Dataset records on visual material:
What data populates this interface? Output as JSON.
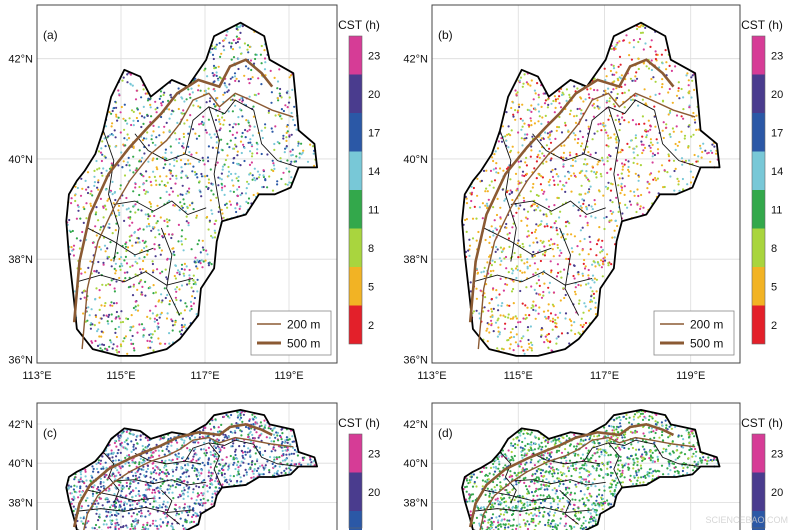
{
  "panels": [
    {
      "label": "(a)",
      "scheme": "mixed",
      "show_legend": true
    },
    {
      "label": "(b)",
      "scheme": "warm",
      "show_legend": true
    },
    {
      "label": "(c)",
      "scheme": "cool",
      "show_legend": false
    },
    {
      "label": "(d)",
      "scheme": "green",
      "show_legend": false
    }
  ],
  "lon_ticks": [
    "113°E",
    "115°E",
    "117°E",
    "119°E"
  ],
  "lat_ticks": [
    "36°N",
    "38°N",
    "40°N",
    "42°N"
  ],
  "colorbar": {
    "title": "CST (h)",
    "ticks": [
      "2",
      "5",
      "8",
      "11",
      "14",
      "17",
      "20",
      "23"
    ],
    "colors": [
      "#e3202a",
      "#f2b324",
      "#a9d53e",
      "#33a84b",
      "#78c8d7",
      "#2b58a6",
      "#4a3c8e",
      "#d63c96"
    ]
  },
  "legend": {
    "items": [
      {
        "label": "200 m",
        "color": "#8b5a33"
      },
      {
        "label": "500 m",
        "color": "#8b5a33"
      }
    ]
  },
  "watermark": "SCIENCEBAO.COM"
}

→ Short task
Return the full material word for word. Do not include the pictures.

→ Result of this exercise
What data populates this interface? Output as JSON.
{
  "panels": [
    {
      "label": "(a)",
      "scheme": "mixed",
      "show_legend": true
    },
    {
      "label": "(b)",
      "scheme": "warm",
      "show_legend": true
    },
    {
      "label": "(c)",
      "scheme": "cool",
      "show_legend": false
    },
    {
      "label": "(d)",
      "scheme": "green",
      "show_legend": false
    }
  ],
  "lon_ticks": [
    "113°E",
    "115°E",
    "117°E",
    "119°E"
  ],
  "lat_ticks": [
    "36°N",
    "38°N",
    "40°N",
    "42°N"
  ],
  "colorbar": {
    "title": "CST (h)",
    "ticks": [
      "2",
      "5",
      "8",
      "11",
      "14",
      "17",
      "20",
      "23"
    ],
    "colors": [
      "#e3202a",
      "#f2b324",
      "#a9d53e",
      "#33a84b",
      "#78c8d7",
      "#2b58a6",
      "#4a3c8e",
      "#d63c96"
    ]
  },
  "legend": {
    "items": [
      {
        "label": "200 m",
        "color": "#8b5a33"
      },
      {
        "label": "500 m",
        "color": "#8b5a33"
      }
    ]
  },
  "watermark": "SCIENCEBAO.COM"
}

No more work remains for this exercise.